● EXERCISE DESCRIPTION:
Below are records. Copy every line with "Gain" in it.

● MATERIAL FOR THIS EXERCISE:
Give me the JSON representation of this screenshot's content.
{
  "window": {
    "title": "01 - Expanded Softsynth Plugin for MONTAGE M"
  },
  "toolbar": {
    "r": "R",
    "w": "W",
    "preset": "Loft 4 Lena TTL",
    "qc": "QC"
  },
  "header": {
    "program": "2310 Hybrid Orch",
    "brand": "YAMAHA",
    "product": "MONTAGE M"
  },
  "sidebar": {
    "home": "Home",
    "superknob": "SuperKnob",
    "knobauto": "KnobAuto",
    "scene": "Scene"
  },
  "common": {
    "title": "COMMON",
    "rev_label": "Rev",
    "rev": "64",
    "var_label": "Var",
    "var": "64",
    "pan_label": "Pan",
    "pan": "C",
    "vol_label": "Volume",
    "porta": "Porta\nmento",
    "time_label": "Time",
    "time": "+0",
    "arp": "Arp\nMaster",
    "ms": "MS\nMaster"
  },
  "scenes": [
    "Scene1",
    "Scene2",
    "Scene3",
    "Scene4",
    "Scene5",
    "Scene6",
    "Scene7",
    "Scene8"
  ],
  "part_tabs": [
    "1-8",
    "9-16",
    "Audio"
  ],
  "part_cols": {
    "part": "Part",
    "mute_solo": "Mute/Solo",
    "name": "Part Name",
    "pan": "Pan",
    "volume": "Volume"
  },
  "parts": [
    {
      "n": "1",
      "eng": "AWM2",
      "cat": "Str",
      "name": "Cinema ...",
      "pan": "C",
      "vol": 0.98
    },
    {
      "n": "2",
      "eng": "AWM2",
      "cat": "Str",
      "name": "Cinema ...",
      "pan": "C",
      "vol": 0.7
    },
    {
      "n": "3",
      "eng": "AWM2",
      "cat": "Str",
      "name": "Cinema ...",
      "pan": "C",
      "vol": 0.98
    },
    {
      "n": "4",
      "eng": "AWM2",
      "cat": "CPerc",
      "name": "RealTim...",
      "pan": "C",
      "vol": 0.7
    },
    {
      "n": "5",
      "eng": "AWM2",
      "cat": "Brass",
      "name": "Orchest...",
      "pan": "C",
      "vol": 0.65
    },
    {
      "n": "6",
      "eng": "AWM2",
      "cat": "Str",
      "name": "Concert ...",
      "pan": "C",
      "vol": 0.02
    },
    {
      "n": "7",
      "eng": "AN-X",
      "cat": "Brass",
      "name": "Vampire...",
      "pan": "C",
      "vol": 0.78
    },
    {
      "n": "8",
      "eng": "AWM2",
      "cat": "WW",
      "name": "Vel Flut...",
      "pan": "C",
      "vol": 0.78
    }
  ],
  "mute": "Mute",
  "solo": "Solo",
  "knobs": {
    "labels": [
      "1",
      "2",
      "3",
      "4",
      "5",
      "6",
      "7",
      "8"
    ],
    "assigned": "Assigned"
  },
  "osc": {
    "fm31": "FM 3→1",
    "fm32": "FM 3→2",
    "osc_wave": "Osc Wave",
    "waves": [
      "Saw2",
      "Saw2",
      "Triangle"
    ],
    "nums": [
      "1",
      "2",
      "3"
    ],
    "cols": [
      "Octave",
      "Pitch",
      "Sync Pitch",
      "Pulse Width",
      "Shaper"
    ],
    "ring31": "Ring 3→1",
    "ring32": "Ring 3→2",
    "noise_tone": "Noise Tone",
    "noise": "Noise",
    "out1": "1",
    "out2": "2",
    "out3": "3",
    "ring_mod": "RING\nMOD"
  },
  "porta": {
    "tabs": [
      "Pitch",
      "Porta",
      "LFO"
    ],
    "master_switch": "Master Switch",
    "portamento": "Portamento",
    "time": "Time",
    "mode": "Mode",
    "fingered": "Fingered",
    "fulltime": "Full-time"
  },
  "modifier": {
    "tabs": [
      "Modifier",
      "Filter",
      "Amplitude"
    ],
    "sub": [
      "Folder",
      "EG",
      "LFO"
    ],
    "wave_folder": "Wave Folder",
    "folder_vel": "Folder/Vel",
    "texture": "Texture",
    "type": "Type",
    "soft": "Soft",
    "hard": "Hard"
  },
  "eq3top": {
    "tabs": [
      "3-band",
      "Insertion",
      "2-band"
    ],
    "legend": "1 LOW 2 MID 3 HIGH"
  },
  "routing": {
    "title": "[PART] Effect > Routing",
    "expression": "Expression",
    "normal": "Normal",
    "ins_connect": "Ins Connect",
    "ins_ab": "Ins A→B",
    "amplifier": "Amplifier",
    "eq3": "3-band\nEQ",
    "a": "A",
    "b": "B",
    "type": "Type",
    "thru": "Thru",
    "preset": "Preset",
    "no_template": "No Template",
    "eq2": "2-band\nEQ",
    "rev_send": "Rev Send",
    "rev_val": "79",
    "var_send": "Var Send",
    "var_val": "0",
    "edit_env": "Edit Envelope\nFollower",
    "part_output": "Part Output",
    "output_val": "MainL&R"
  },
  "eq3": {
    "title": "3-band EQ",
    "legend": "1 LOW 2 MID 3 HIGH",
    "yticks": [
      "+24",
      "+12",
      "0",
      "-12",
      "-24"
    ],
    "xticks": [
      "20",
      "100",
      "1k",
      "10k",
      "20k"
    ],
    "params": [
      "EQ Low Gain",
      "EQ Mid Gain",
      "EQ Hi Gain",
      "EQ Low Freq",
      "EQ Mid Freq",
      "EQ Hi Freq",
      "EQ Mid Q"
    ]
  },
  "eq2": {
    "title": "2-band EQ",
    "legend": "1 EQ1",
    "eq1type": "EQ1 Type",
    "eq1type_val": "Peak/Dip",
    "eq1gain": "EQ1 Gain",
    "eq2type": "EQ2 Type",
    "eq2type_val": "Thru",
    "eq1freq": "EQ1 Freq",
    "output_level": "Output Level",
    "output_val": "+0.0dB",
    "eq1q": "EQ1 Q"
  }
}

● REPLY:
      "EQ Low Gain",
      "EQ Mid Gain",
      "EQ Hi Gain",
    "eq1gain": "EQ1 Gain",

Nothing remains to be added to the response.